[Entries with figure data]
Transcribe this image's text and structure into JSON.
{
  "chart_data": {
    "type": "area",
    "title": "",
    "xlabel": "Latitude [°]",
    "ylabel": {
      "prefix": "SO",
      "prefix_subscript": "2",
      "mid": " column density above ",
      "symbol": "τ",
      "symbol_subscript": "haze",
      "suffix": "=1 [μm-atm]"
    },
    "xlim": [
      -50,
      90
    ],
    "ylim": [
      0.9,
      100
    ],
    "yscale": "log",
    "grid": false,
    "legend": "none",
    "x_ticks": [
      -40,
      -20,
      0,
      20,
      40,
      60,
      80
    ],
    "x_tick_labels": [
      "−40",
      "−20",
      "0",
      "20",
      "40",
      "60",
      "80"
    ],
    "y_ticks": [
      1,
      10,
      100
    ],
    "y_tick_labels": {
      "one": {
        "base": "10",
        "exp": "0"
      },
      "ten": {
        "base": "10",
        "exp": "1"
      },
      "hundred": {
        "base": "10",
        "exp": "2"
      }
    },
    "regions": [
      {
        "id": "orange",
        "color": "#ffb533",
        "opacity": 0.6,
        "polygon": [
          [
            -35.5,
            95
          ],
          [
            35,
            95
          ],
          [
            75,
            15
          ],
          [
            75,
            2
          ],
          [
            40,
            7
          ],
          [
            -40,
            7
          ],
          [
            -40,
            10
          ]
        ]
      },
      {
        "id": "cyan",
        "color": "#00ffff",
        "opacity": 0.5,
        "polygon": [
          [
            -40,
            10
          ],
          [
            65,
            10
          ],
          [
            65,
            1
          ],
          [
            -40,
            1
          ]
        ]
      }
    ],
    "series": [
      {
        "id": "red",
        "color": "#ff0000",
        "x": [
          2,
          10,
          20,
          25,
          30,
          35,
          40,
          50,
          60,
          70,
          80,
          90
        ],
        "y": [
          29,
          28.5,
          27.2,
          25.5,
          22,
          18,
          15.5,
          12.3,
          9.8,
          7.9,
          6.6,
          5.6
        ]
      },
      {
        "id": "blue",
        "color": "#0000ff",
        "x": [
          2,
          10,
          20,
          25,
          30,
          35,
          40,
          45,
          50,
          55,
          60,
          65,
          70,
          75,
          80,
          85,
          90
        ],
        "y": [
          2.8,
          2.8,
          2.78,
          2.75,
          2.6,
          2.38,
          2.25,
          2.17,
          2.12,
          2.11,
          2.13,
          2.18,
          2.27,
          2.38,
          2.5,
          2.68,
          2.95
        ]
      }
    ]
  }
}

Problem to work on:
Output the listing above exactly as it appears.

Answer to this task:
Transcribe this image's text and structure into JSON.
{
  "chart_data": {
    "type": "area",
    "title": "",
    "xlabel": "Latitude [°]",
    "ylabel": {
      "prefix": "SO",
      "prefix_subscript": "2",
      "mid": " column density above ",
      "symbol": "τ",
      "symbol_subscript": "haze",
      "suffix": "=1 [μm-atm]"
    },
    "xlim": [
      -50,
      90
    ],
    "ylim": [
      0.9,
      100
    ],
    "yscale": "log",
    "grid": false,
    "legend": "none",
    "x_ticks": [
      -40,
      -20,
      0,
      20,
      40,
      60,
      80
    ],
    "x_tick_labels": [
      "−40",
      "−20",
      "0",
      "20",
      "40",
      "60",
      "80"
    ],
    "y_ticks": [
      1,
      10,
      100
    ],
    "y_tick_labels": {
      "one": {
        "base": "10",
        "exp": "0"
      },
      "ten": {
        "base": "10",
        "exp": "1"
      },
      "hundred": {
        "base": "10",
        "exp": "2"
      }
    },
    "regions": [
      {
        "id": "orange",
        "color": "#ffb533",
        "opacity": 0.6,
        "polygon": [
          [
            -35.5,
            95
          ],
          [
            35,
            95
          ],
          [
            75,
            15
          ],
          [
            75,
            2
          ],
          [
            40,
            7
          ],
          [
            -40,
            7
          ],
          [
            -40,
            10
          ]
        ]
      },
      {
        "id": "cyan",
        "color": "#00ffff",
        "opacity": 0.5,
        "polygon": [
          [
            -40,
            10
          ],
          [
            65,
            10
          ],
          [
            65,
            1
          ],
          [
            -40,
            1
          ]
        ]
      }
    ],
    "series": [
      {
        "id": "red",
        "color": "#ff0000",
        "x": [
          2,
          10,
          20,
          25,
          30,
          35,
          40,
          50,
          60,
          70,
          80,
          90
        ],
        "y": [
          29,
          28.5,
          27.2,
          25.5,
          22,
          18,
          15.5,
          12.3,
          9.8,
          7.9,
          6.6,
          5.6
        ]
      },
      {
        "id": "blue",
        "color": "#0000ff",
        "x": [
          2,
          10,
          20,
          25,
          30,
          35,
          40,
          45,
          50,
          55,
          60,
          65,
          70,
          75,
          80,
          85,
          90
        ],
        "y": [
          2.8,
          2.8,
          2.78,
          2.75,
          2.6,
          2.38,
          2.25,
          2.17,
          2.12,
          2.11,
          2.13,
          2.18,
          2.27,
          2.38,
          2.5,
          2.68,
          2.95
        ]
      }
    ]
  }
}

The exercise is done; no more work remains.